**CHALLENGE**
Below are some entries; can you quote all of them exactly?
-- RAW RECORDS start --
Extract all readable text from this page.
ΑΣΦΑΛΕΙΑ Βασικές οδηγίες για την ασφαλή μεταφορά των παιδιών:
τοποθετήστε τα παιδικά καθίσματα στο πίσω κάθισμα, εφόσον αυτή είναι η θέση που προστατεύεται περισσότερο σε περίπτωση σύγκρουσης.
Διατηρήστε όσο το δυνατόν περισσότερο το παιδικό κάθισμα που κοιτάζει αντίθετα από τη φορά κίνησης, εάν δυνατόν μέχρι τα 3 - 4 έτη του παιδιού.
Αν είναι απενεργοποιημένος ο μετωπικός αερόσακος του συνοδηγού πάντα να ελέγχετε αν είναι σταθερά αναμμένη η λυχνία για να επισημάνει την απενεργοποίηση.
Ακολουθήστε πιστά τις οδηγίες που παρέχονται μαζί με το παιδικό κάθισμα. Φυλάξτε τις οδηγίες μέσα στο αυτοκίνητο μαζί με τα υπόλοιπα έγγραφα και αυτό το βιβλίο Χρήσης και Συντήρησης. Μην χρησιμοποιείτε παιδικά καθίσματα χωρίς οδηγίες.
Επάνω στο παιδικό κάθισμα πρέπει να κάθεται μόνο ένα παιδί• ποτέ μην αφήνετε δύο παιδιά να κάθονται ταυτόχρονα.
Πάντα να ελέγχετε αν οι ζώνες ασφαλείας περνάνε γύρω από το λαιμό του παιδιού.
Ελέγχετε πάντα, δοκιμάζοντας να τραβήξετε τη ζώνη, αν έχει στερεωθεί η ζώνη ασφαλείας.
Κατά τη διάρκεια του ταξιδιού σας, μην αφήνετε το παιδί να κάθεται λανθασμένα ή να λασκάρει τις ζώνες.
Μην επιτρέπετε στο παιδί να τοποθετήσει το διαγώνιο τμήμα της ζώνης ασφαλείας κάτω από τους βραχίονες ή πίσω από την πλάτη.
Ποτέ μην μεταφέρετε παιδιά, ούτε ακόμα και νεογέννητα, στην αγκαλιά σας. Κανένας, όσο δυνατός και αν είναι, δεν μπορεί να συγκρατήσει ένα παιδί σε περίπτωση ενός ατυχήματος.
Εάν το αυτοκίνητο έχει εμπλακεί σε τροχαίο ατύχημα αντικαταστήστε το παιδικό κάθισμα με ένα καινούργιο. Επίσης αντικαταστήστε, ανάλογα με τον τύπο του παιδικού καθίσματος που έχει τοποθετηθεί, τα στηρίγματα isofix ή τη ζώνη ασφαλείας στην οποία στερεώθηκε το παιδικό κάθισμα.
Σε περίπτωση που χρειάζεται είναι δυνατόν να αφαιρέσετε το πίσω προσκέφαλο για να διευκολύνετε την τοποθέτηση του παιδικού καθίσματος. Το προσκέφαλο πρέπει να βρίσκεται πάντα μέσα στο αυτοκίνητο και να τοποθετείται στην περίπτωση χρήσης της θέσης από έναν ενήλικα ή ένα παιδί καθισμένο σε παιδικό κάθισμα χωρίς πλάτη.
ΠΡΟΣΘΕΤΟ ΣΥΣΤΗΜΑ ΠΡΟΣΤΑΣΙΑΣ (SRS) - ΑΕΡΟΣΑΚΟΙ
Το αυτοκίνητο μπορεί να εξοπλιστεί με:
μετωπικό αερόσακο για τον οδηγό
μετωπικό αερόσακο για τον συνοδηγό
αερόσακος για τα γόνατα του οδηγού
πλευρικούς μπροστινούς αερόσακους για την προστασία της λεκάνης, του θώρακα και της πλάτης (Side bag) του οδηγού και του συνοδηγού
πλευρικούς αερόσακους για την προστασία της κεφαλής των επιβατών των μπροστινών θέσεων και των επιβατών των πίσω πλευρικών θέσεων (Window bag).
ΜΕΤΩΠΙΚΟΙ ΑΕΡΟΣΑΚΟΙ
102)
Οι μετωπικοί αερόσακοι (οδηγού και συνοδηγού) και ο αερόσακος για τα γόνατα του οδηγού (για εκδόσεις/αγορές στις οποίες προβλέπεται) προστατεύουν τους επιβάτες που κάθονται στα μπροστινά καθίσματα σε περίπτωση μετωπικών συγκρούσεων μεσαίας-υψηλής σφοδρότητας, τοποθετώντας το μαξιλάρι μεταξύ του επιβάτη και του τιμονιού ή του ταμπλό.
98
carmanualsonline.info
-- RAW RECORDS end --
**ANSWER FOR THE TASK**
Extract all readable text from this page.
ΑΣΦΑΛΕΙΑ Βασικές οδηγίες για την ασφαλή μεταφορά των παιδιών:
τοποθετήστε τα παιδικά καθίσματα στο πίσω κάθισμα, εφόσον αυτή είναι η θέση που προστατεύεται περισσότερο σε περίπτωση σύγκρουσης.
Διατηρήστε όσο το δυνατόν περισσότερο το παιδικό κάθισμα που κοιτάζει αντίθετα από τη φορά κίνησης, εάν δυνατόν μέχρι τα 3 - 4 έτη του παιδιού.
Αν είναι απενεργοποιημένος ο μετωπικός αερόσακος του συνοδηγού πάντα να ελέγχετε αν είναι σταθερά αναμμένη η λυχνία για να επισημάνει την απενεργοποίηση.
Ακολουθήστε πιστά τις οδηγίες που παρέχονται μαζί με το παιδικό κάθισμα. Φυλάξτε τις οδηγίες μέσα στο αυτοκίνητο μαζί με τα υπόλοιπα έγγραφα και αυτό το βιβλίο Χρήσης και Συντήρησης. Μην χρησιμοποιείτε παιδικά καθίσματα χωρίς οδηγίες.
Επάνω στο παιδικό κάθισμα πρέπει να κάθεται μόνο ένα παιδί• ποτέ μην αφήνετε δύο παιδιά να κάθονται ταυτόχρονα.
Πάντα να ελέγχετε αν οι ζώνες ασφαλείας περνάνε γύρω από το λαιμό του παιδιού.
Ελέγχετε πάντα, δοκιμάζοντας να τραβήξετε τη ζώνη, αν έχει στερεωθεί η ζώνη ασφαλείας.
Κατά τη διάρκεια του ταξιδιού σας, μην αφήνετε το παιδί να κάθεται λανθασμένα ή να λασκάρει τις ζώνες.
Μην επιτρέπετε στο παιδί να τοποθετήσει το διαγώνιο τμήμα της ζώνης ασφαλείας κάτω από τους βραχίονες ή πίσω από την πλάτη.
Ποτέ μην μεταφέρετε παιδιά, ούτε ακόμα και νεογέννητα, στην αγκαλιά σας. Κανένας, όσο δυνατός και αν είναι, δεν μπορεί να συγκρατήσει ένα παιδί σε περίπτωση ενός ατυχήματος.
Εάν το αυτοκίνητο έχει εμπλακεί σε τροχαίο ατύχημα αντικαταστήστε το παιδικό κάθισμα με ένα καινούργιο. Επίσης αντικαταστήστε, ανάλογα με τον τύπο του παιδικού καθίσματος που έχει τοποθετηθεί, τα στηρίγματα isofix ή τη ζώνη ασφαλείας στην οποία στερεώθηκε το παιδικό κάθισμα.
Σε περίπτωση που χρειάζεται είναι δυνατόν να αφαιρέσετε το πίσω προσκέφαλο για να διευκολύνετε την τοποθέτηση του παιδικού καθίσματος. Το προσκέφαλο πρέπει να βρίσκεται πάντα μέσα στο αυτοκίνητο και να τοποθετείται στην περίπτωση χρήσης της θέσης από έναν ενήλικα ή ένα παιδί καθισμένο σε παιδικό κάθισμα χωρίς πλάτη.
ΠΡΟΣΘΕΤΟ ΣΥΣΤΗΜΑ ΠΡΟΣΤΑΣΙΑΣ (SRS) - ΑΕΡΟΣΑΚΟΙ
Το αυτοκίνητο μπορεί να εξοπλιστεί με:
μετωπικό αερόσακο για τον οδηγό
μετωπικό αερόσακο για τον συνοδηγό
αερόσακος για τα γόνατα του οδηγού
πλευρικούς μπροστινούς αερόσακους για την προστασία της λεκάνης, του θώρακα και της πλάτης (Side bag) του οδηγού και του συνοδηγού
πλευρικούς αερόσακους για την προστασία της κεφαλής των επιβατών των μπροστινών θέσεων και των επιβατών των πίσω πλευρικών θέσεων (Window bag).
ΜΕΤΩΠΙΚΟΙ ΑΕΡΟΣΑΚΟΙ
102)
Οι μετωπικοί αερόσακοι (οδηγού και συνοδηγού) και ο αερόσακος για τα γόνατα του οδηγού (για εκδόσεις/αγορές στις οποίες προβλέπεται) προστατεύουν τους επιβάτες που κάθονται στα μπροστινά καθίσματα σε περίπτωση μετωπικών συγκρούσεων μεσαίας-υψηλής σφοδρότητας, τοποθετώντας το μαξιλάρι μεταξύ του επιβάτη και του τιμονιού ή του ταμπλό.
98
carmanualsonline.info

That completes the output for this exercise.